## start Records for processing

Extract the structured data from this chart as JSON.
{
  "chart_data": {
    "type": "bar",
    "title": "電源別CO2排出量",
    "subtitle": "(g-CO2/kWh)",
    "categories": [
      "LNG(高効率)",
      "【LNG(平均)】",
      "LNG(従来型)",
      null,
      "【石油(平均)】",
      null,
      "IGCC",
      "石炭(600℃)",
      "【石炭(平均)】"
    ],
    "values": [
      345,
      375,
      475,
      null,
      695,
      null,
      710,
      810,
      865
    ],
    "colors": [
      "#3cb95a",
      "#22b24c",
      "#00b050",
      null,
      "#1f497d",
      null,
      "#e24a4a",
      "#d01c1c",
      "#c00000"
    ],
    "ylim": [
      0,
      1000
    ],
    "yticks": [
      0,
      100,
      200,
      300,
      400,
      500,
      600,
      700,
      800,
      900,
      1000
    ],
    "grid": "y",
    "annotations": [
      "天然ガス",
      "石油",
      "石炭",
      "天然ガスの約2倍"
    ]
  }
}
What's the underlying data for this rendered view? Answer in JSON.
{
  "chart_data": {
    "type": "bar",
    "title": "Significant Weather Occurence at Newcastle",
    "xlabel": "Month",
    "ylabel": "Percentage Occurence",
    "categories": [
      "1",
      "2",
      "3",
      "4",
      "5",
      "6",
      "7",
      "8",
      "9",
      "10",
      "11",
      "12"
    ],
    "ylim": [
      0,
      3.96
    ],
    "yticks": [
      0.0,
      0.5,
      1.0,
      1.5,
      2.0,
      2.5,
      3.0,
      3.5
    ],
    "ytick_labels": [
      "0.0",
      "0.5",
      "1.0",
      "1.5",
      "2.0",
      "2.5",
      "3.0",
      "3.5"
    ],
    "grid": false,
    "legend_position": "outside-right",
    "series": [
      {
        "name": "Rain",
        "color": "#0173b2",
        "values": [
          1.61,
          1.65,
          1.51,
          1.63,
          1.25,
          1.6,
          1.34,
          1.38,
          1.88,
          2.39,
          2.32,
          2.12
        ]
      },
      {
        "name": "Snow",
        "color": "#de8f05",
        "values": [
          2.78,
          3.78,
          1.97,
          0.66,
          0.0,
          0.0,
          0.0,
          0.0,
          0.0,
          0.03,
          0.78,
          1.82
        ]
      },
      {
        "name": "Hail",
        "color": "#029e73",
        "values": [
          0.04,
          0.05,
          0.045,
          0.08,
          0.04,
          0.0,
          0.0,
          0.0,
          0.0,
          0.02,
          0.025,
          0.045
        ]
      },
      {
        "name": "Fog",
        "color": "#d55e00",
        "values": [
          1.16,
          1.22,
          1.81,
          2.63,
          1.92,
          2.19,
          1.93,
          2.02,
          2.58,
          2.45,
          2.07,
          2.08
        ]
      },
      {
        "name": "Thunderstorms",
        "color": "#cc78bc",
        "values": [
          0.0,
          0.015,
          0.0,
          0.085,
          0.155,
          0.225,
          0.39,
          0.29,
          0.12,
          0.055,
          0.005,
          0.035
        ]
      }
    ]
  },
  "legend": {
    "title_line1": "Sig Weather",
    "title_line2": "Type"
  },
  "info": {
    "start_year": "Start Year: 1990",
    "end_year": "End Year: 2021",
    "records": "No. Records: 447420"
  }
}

## end Records for processing

What to work on. Extract all lines containing the word "Occurence".

Exercise response.
    "title": "Significant Weather Occurence at Newcastle",
    "ylabel": "Percentage Occurence",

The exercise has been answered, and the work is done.